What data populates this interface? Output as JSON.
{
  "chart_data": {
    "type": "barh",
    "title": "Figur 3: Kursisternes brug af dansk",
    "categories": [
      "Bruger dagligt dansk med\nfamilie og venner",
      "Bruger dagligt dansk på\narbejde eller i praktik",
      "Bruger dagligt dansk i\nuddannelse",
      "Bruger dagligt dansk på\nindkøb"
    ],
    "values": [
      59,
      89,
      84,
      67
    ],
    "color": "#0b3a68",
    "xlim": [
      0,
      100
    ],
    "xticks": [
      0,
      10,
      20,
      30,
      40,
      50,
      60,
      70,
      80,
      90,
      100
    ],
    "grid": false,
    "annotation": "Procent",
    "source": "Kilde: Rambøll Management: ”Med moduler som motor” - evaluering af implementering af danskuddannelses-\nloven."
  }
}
□ □ □
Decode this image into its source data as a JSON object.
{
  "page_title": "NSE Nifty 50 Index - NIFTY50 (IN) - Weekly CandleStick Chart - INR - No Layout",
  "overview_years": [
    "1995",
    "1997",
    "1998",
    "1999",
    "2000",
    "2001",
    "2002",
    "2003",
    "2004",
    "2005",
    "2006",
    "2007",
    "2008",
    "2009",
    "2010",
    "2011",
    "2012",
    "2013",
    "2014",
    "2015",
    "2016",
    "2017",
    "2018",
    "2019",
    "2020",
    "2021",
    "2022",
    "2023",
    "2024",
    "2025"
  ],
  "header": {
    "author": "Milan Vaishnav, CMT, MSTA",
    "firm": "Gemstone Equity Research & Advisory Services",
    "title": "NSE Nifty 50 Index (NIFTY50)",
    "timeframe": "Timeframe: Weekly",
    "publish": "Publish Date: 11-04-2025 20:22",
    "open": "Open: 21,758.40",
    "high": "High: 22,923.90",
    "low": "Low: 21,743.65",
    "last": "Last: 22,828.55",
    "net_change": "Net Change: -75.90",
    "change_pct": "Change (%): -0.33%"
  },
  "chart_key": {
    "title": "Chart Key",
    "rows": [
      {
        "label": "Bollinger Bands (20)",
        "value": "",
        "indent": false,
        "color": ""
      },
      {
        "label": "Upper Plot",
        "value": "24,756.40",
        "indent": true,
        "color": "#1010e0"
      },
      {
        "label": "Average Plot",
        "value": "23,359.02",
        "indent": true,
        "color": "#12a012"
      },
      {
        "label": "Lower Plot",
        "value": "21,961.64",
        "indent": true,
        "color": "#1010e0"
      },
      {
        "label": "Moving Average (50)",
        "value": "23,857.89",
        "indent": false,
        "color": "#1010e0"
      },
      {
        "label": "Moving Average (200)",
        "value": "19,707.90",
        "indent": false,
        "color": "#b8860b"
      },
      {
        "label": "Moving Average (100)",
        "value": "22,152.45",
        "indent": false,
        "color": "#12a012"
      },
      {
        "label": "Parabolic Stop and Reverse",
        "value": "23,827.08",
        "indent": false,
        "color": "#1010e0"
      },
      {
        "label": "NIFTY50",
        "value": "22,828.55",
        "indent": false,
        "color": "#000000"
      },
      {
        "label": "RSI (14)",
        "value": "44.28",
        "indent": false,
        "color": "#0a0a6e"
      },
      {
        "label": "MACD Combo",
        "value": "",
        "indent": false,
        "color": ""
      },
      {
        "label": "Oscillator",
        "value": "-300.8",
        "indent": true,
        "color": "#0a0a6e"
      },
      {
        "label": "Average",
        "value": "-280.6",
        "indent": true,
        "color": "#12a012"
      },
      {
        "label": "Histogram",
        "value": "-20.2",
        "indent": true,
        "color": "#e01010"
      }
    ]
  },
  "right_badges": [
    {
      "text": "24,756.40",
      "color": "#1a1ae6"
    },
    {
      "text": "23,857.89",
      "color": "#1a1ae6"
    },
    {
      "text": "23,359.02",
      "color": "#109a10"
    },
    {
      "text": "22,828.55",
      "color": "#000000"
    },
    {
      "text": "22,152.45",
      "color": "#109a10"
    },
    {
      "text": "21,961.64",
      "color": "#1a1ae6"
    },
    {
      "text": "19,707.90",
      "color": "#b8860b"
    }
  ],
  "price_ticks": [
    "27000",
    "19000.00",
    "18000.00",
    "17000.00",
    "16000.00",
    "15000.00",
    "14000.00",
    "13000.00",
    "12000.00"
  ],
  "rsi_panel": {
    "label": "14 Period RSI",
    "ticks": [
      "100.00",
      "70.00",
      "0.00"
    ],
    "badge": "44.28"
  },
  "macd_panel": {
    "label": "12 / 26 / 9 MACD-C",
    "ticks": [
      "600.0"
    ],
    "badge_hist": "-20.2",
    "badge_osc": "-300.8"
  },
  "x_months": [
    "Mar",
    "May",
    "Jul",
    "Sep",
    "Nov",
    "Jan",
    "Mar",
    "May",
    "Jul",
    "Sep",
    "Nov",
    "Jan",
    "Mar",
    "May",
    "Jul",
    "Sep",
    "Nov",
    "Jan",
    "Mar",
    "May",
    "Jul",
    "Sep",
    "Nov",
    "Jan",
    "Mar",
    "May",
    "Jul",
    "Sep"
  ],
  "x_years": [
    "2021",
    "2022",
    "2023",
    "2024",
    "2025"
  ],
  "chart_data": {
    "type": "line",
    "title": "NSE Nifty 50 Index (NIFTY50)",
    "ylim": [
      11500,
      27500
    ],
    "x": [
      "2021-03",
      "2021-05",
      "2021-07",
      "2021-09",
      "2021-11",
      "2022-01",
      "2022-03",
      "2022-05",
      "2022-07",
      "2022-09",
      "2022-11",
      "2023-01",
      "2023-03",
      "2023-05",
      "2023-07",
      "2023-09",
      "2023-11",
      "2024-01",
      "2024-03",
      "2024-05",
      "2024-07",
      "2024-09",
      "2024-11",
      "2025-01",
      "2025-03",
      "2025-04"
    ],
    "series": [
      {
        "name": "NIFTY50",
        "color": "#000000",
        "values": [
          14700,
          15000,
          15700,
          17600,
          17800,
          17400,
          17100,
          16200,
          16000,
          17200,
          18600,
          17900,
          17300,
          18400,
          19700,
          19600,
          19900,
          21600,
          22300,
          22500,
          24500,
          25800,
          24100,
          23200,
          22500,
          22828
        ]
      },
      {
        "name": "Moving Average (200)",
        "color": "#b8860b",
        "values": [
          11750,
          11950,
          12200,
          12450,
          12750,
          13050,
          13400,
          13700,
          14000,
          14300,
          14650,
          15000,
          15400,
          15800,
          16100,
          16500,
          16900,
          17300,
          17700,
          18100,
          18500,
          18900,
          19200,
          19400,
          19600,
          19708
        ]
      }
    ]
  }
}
□ □ □
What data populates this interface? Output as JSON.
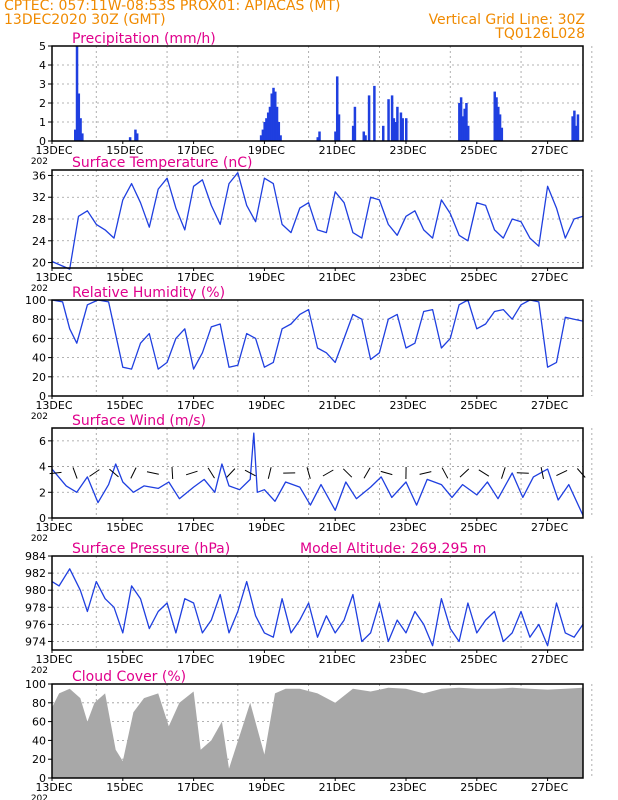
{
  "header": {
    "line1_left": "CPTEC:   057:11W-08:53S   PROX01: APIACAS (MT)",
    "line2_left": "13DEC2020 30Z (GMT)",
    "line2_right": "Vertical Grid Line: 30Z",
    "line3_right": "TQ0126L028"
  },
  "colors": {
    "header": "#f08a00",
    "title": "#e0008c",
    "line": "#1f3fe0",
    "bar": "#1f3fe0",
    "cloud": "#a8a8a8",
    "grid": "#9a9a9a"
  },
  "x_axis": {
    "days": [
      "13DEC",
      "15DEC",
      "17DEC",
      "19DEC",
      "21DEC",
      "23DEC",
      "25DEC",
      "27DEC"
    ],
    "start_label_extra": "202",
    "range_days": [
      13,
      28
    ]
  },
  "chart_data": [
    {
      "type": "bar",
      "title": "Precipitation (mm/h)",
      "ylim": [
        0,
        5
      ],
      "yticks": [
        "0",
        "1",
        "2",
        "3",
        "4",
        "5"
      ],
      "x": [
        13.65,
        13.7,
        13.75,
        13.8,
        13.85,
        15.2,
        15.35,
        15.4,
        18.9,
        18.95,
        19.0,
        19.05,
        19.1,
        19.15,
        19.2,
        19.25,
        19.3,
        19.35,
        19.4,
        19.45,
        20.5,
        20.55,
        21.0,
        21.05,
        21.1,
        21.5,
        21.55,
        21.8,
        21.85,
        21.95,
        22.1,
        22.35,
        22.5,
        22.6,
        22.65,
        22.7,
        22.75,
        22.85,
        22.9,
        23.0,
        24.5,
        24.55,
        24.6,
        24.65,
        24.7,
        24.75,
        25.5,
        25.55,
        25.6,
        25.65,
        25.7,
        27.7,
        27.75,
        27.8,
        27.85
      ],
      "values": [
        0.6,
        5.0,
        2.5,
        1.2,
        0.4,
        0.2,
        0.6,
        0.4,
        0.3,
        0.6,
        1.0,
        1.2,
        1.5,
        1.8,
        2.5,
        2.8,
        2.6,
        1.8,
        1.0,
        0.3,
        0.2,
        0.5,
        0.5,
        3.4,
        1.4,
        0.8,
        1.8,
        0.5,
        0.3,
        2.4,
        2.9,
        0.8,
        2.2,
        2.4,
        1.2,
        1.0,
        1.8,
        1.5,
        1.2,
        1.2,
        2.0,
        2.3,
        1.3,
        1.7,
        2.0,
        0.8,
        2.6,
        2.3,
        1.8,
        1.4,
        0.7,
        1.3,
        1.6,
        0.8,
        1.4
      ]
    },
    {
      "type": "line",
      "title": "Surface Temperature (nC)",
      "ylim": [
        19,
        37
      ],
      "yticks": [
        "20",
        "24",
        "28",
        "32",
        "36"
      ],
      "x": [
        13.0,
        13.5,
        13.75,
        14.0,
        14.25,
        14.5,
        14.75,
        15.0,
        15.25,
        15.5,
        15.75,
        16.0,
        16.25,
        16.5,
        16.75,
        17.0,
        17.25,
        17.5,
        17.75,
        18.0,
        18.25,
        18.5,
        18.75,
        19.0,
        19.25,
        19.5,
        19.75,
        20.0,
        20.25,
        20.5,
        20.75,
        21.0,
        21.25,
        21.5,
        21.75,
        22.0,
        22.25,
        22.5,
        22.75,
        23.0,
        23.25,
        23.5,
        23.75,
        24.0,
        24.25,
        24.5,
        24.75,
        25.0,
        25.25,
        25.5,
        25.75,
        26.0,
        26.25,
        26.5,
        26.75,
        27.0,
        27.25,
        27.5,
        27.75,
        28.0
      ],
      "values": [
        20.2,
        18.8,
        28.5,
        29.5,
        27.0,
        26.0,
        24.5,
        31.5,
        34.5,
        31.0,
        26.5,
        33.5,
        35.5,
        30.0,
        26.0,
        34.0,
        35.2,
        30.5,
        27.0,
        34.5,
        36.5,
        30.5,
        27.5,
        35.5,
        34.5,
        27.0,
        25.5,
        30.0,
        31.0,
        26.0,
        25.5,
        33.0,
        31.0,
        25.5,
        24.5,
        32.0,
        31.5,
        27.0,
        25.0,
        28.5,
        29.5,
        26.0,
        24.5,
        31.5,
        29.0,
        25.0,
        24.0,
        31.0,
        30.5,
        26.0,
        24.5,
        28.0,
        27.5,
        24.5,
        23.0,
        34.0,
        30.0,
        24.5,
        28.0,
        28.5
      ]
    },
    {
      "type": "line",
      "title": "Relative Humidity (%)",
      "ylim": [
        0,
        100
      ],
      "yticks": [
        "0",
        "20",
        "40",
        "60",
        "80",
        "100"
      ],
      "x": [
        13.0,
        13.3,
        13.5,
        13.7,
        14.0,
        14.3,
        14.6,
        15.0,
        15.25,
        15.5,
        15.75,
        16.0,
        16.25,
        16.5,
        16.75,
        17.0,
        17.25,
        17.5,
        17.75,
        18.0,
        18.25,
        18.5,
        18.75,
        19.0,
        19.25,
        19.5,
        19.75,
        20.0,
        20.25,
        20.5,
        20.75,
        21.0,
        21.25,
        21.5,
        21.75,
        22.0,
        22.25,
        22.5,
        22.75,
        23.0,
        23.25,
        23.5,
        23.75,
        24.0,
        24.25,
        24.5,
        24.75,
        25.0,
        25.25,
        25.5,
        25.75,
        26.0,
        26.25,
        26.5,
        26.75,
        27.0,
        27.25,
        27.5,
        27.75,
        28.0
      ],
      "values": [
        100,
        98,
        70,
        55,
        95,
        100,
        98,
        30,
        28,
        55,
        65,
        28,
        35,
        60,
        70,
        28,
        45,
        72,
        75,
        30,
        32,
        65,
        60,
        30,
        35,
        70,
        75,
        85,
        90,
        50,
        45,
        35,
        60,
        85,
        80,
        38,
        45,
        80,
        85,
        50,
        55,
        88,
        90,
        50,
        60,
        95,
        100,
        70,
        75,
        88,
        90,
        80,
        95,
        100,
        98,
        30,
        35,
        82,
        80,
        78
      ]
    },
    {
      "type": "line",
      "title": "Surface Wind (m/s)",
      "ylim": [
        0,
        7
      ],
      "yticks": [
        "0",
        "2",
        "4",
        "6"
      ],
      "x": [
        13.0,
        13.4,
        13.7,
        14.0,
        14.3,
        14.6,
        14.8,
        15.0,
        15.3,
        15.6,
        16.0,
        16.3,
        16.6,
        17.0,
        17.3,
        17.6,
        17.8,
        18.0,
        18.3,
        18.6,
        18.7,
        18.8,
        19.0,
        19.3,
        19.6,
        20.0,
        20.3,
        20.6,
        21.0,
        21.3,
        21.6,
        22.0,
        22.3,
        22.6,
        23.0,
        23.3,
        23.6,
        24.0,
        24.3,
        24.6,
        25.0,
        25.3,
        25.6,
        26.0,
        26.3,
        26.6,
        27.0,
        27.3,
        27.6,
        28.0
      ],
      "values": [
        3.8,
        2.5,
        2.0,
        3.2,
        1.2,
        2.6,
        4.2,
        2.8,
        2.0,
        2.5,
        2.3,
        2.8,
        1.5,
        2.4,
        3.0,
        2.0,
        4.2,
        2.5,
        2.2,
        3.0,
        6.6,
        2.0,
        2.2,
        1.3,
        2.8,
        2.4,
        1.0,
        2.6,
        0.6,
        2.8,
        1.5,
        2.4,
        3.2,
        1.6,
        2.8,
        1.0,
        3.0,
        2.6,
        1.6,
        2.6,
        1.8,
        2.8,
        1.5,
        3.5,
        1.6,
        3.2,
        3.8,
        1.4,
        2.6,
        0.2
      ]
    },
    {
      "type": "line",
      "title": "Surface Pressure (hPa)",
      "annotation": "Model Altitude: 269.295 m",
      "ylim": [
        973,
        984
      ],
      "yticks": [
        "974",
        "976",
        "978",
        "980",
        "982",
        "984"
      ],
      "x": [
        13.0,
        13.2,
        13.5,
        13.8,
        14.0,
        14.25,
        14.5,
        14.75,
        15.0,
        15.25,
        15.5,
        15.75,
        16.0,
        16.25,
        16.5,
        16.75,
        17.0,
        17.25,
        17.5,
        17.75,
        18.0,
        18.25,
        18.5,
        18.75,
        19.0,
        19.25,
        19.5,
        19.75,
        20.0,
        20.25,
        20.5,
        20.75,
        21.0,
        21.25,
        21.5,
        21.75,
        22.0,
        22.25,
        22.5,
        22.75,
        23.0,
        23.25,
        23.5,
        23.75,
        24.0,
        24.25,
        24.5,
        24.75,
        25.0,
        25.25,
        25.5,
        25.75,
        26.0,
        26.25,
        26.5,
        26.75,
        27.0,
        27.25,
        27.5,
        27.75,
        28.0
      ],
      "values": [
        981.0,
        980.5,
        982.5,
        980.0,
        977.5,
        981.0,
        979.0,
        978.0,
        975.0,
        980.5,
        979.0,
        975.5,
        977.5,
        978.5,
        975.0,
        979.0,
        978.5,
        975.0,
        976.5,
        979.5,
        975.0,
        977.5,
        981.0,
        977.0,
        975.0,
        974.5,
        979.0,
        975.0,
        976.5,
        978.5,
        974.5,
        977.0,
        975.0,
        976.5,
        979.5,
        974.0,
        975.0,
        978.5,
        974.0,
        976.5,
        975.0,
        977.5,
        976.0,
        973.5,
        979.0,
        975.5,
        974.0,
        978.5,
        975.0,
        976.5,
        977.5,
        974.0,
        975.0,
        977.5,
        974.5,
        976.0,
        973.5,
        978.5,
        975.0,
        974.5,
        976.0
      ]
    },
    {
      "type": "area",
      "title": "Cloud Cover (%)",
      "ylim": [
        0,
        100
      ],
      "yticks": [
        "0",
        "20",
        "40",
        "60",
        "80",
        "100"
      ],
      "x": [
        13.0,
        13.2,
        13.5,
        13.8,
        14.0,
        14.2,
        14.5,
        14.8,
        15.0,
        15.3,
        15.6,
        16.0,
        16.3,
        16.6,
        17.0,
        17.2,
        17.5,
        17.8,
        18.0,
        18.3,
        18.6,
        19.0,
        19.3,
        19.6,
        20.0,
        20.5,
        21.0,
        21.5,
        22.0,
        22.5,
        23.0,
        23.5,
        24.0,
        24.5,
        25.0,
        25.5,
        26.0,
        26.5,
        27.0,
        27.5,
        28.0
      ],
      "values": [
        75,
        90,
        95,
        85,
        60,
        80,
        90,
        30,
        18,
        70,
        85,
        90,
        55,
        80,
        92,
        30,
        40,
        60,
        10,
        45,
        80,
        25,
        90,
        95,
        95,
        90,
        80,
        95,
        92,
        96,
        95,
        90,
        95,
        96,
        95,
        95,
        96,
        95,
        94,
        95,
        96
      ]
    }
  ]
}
□ □ □
** Stated problem **
Only the number is wanted: how many lines of these entries contain the string "Bruger"?

** Problem solution **
4